Material provided:
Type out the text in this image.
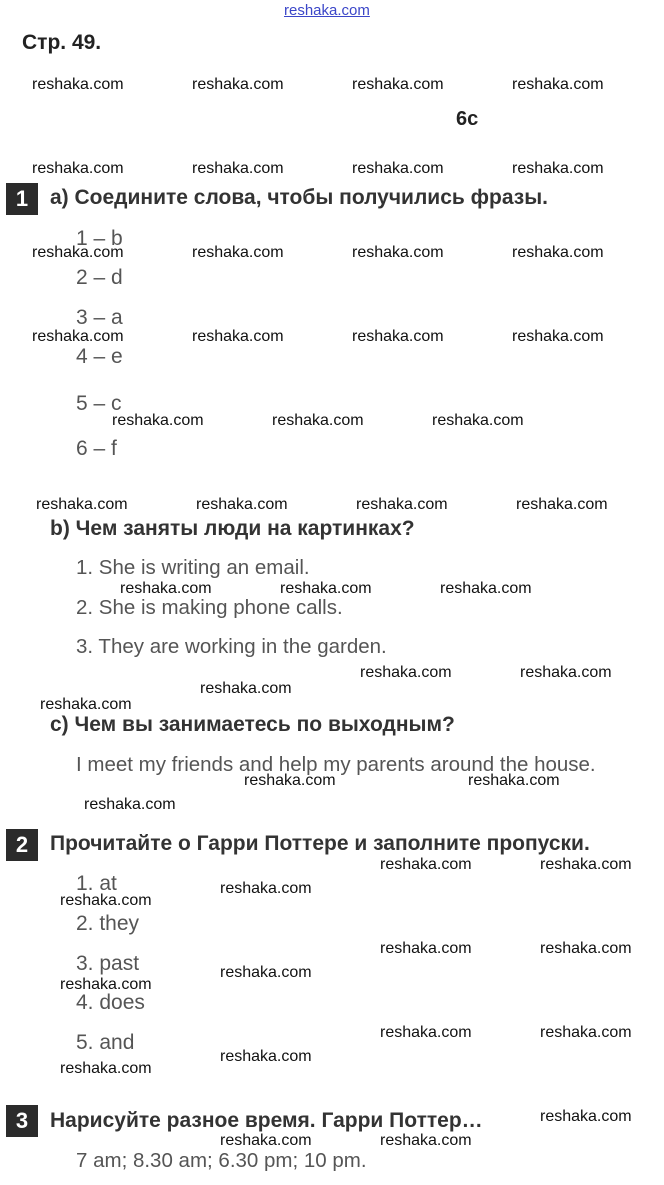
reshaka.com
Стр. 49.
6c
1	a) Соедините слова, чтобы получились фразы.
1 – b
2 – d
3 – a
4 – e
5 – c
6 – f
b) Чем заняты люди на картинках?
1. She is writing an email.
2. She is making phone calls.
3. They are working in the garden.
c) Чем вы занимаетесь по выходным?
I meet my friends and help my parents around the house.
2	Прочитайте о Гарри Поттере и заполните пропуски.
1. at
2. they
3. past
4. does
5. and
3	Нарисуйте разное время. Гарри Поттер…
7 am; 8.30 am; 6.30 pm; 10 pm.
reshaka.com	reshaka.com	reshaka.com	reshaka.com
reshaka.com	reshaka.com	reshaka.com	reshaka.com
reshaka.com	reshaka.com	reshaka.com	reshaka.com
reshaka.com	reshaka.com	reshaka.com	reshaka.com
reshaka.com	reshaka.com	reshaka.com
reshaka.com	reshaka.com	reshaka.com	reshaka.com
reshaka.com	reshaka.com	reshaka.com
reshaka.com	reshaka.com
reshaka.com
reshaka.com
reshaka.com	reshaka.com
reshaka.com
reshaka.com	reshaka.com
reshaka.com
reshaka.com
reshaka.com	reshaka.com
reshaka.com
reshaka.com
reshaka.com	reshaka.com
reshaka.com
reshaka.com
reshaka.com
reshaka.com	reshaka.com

* * *

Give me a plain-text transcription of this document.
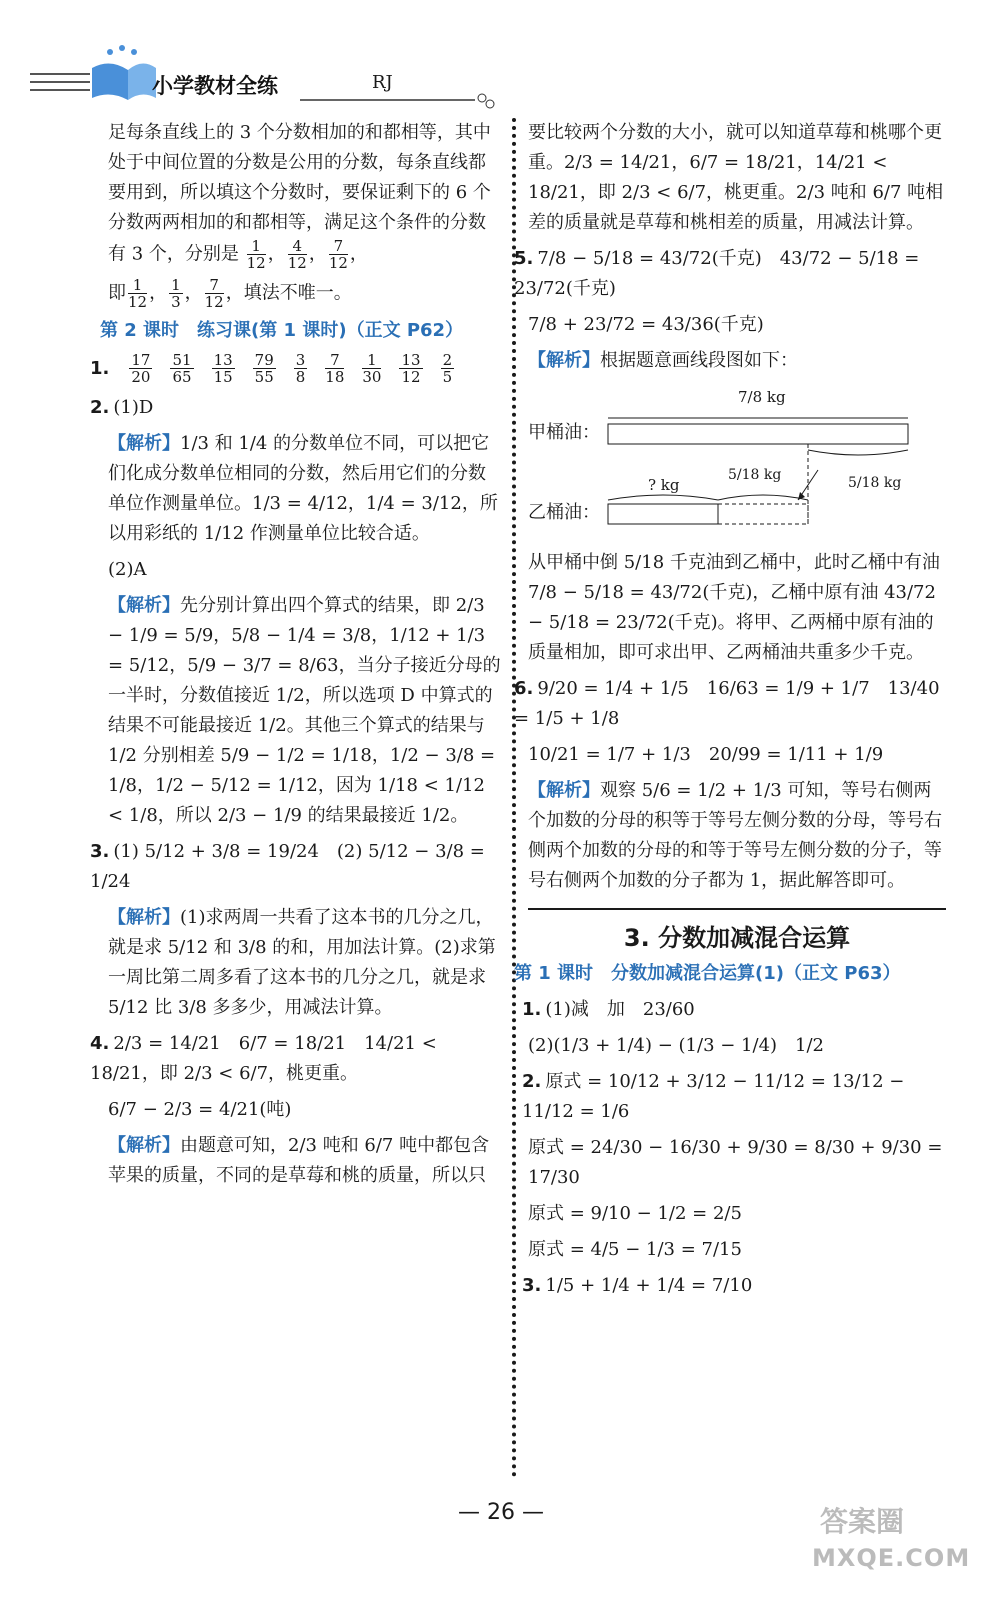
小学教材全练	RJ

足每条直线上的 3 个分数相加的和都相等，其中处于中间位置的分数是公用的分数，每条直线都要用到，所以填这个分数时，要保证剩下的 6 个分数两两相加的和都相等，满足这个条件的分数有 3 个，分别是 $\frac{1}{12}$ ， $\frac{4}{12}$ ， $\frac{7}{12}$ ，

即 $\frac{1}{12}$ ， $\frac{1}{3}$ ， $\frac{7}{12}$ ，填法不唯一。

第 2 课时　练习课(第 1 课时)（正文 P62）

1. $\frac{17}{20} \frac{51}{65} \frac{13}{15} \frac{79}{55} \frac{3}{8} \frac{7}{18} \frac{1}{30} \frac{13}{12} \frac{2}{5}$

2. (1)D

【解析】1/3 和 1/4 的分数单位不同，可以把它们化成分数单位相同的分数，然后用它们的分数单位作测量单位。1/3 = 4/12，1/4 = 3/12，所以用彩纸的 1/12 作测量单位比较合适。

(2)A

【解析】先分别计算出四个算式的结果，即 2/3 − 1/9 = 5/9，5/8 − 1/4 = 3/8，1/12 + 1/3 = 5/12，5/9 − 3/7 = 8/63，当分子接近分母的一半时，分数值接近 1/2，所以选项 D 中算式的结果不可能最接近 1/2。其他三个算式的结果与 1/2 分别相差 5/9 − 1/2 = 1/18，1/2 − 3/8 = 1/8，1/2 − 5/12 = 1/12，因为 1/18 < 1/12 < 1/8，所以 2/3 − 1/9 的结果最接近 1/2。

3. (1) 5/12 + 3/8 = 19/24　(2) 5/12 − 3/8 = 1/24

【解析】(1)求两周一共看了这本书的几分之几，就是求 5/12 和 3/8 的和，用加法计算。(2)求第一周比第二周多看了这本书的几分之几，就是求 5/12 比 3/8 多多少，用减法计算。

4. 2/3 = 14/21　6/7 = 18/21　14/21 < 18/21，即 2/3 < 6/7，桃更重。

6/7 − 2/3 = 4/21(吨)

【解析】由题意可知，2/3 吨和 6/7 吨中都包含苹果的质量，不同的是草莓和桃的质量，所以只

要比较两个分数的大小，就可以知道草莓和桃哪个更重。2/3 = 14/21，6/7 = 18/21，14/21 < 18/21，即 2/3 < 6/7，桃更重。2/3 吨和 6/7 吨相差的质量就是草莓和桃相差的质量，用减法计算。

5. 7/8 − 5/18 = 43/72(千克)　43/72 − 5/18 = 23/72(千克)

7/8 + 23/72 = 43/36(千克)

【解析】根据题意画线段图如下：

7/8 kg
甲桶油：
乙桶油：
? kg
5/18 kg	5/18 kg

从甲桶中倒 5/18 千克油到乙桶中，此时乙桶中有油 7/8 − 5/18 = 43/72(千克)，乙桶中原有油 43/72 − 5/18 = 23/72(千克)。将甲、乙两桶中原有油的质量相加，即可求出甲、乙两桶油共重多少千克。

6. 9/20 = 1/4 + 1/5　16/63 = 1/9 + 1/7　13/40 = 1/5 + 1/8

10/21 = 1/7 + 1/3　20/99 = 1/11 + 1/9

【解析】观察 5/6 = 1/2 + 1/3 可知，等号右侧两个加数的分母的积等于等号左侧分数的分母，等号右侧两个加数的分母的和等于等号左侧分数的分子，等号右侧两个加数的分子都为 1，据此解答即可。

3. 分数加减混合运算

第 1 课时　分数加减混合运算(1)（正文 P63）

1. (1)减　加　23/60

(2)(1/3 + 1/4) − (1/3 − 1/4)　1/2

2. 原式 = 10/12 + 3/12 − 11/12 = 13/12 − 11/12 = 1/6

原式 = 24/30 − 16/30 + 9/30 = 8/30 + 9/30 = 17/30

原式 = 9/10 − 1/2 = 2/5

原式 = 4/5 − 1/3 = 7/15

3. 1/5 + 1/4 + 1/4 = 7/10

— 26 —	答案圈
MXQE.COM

Exercise prompt:
Return all the lines that contain the string "Гарри".

Task solution:
2	Прочитайте о Гарри Поттере и заполните пропуски.
3	Нарисуйте разное время. Гарри Поттер…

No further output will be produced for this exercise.